**Task**
Please copy the data from the line containing "svg-text:6: 6 <box>13 107 17 114</box>" through the line containing "svg-text:30: 30 <box>119 93 127 100</box>", replacing "DISTRIBUTION" with "BREAKDOWN" and leaving everything else unchanged.

****************

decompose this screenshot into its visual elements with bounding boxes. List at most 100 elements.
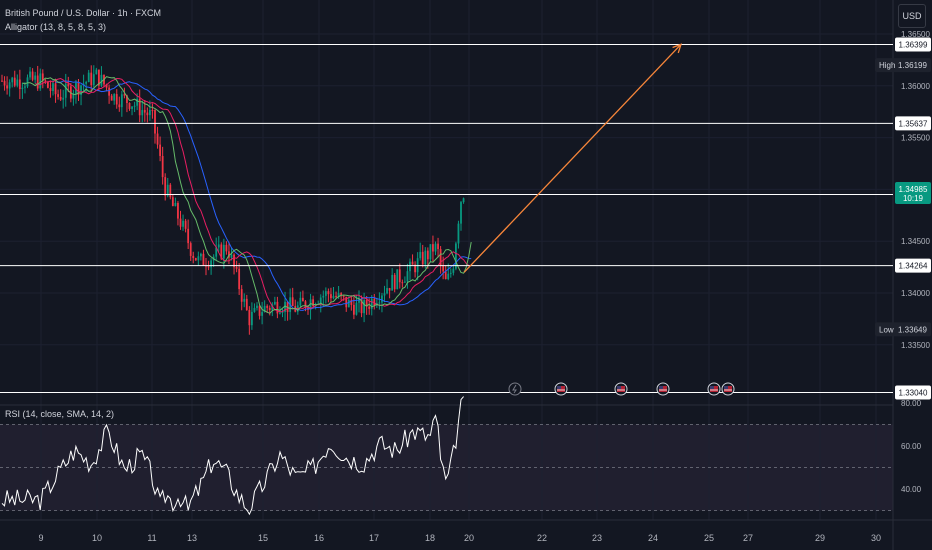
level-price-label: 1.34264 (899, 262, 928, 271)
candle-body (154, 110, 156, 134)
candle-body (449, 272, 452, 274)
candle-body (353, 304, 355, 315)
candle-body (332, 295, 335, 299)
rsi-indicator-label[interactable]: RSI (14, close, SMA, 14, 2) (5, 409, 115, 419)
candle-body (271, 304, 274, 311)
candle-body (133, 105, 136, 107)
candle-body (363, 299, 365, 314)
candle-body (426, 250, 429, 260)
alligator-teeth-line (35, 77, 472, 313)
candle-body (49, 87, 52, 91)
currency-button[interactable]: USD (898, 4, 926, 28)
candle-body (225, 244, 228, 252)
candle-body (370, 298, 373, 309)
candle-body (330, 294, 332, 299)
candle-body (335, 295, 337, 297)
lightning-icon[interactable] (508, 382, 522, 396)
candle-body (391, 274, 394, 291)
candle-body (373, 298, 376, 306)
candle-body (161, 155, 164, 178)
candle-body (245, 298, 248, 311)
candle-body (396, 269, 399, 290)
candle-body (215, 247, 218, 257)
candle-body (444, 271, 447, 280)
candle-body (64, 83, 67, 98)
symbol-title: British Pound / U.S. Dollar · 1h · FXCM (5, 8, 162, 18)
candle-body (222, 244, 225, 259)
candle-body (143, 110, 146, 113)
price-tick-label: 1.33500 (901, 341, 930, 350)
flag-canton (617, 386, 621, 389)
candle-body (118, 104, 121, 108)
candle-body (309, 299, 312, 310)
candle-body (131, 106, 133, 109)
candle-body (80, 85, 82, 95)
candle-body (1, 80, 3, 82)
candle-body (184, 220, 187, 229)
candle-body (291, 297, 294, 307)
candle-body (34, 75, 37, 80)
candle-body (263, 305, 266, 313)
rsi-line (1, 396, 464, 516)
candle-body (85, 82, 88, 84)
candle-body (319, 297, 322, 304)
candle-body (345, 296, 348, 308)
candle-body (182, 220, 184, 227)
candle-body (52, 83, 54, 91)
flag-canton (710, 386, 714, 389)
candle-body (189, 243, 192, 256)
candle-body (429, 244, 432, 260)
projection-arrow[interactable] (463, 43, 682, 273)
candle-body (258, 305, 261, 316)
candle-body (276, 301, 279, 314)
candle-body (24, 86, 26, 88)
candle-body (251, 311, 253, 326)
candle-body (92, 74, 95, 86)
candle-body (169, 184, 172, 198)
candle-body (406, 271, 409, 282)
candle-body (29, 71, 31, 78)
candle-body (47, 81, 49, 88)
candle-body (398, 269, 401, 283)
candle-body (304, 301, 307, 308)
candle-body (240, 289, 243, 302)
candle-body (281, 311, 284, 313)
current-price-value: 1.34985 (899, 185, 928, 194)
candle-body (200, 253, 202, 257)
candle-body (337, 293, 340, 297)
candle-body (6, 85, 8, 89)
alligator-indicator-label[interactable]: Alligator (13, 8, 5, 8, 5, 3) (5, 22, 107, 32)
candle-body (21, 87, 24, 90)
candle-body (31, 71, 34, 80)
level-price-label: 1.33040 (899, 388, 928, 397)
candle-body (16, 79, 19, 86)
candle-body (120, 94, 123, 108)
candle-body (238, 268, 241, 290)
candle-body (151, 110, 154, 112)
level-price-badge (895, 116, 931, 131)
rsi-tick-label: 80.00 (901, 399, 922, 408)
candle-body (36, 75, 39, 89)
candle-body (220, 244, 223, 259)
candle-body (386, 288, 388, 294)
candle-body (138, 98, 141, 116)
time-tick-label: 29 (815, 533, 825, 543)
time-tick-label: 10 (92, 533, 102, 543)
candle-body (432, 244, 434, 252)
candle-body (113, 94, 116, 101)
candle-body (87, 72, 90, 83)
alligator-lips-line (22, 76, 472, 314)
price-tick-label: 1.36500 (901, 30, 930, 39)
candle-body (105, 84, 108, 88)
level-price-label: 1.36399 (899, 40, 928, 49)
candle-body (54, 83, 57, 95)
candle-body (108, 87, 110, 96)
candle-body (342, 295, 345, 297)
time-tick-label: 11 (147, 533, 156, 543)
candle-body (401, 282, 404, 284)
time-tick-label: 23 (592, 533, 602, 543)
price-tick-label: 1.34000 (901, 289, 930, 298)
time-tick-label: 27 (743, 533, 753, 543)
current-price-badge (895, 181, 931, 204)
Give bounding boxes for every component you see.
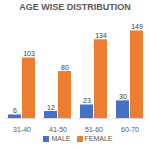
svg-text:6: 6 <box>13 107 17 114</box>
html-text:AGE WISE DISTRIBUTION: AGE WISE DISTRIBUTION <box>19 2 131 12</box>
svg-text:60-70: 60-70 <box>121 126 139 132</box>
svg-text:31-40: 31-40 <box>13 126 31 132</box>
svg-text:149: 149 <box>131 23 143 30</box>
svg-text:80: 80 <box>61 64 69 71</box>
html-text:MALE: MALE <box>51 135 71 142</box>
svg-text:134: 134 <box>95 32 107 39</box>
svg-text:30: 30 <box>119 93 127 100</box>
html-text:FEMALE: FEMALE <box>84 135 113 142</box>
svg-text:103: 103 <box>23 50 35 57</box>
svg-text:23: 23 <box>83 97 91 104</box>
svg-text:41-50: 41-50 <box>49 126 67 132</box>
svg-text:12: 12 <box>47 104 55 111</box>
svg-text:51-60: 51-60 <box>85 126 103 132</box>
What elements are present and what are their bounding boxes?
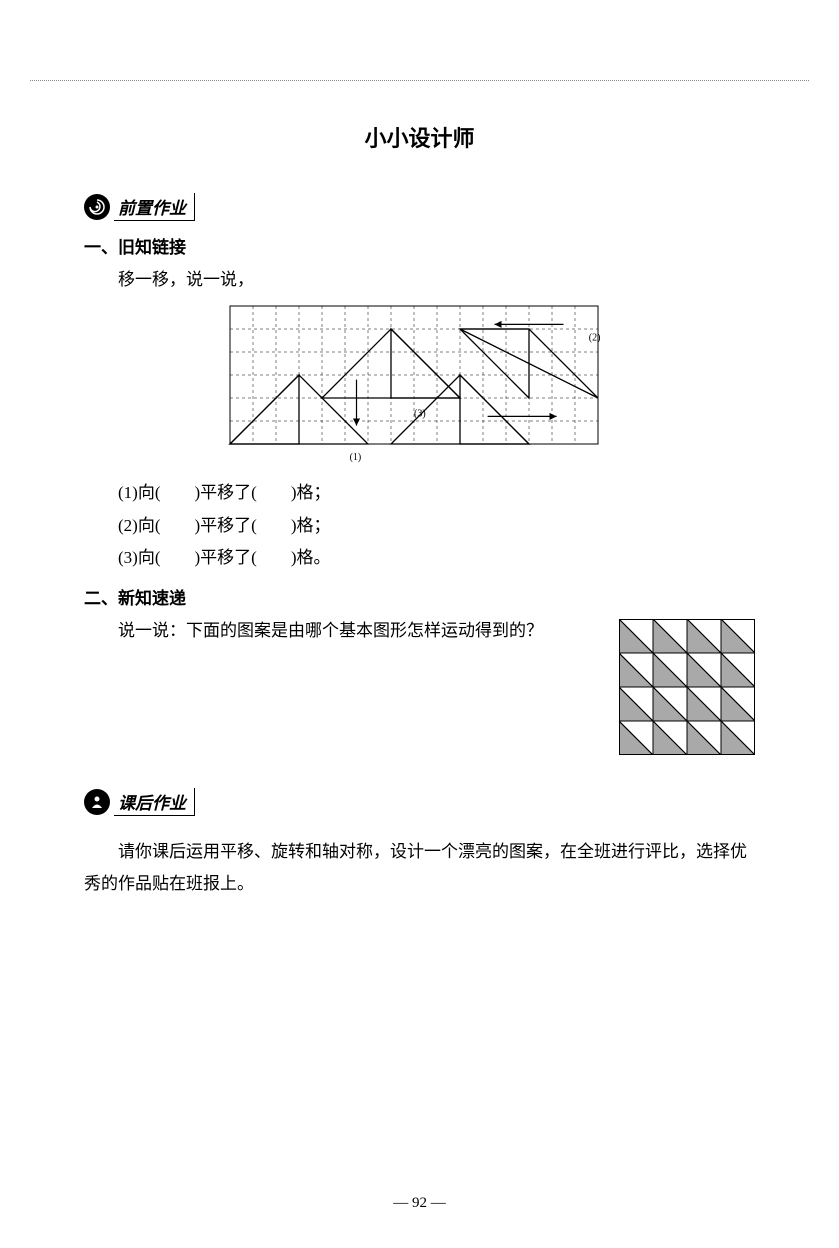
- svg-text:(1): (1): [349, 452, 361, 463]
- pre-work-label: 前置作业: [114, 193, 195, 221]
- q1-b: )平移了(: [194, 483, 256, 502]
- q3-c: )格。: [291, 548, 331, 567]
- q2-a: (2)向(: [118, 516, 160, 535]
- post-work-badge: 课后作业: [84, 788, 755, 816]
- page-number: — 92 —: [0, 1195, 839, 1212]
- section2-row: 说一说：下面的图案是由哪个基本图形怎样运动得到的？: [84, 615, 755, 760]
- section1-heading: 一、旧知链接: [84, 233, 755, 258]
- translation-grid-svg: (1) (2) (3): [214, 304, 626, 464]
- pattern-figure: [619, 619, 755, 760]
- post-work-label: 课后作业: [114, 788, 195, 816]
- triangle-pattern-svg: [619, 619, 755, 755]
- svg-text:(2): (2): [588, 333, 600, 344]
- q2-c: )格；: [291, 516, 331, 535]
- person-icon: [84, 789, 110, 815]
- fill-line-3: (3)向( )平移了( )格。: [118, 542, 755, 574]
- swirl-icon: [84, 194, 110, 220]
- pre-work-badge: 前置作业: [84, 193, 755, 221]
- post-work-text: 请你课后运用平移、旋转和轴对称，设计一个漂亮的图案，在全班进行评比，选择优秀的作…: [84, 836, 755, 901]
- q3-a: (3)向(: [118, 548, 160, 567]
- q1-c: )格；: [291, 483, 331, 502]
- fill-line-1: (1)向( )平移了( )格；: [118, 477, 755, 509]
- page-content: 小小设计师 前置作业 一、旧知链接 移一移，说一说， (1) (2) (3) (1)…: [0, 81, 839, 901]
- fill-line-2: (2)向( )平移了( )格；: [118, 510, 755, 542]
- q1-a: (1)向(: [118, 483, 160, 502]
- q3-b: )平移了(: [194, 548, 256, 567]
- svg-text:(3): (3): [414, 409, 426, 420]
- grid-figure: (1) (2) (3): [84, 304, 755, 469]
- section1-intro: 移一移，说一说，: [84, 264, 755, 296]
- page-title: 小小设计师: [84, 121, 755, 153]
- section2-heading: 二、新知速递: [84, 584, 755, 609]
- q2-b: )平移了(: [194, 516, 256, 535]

****************

**Completed task**
svg-text:6: 6 <box>13 107 17 114</box>
html-text:AGE WISE BREAKDOWN: AGE WISE BREAKDOWN <box>19 2 131 12</box>
svg-text:60-70: 60-70 <box>121 126 139 132</box>
svg-text:31-40: 31-40 <box>13 126 31 132</box>
svg-text:149: 149 <box>131 23 143 30</box>
svg-text:80: 80 <box>61 64 69 71</box>
html-text:MALE: MALE <box>51 135 71 142</box>
svg-text:134: 134 <box>95 32 107 39</box>
svg-text:30: 30 <box>119 93 127 100</box>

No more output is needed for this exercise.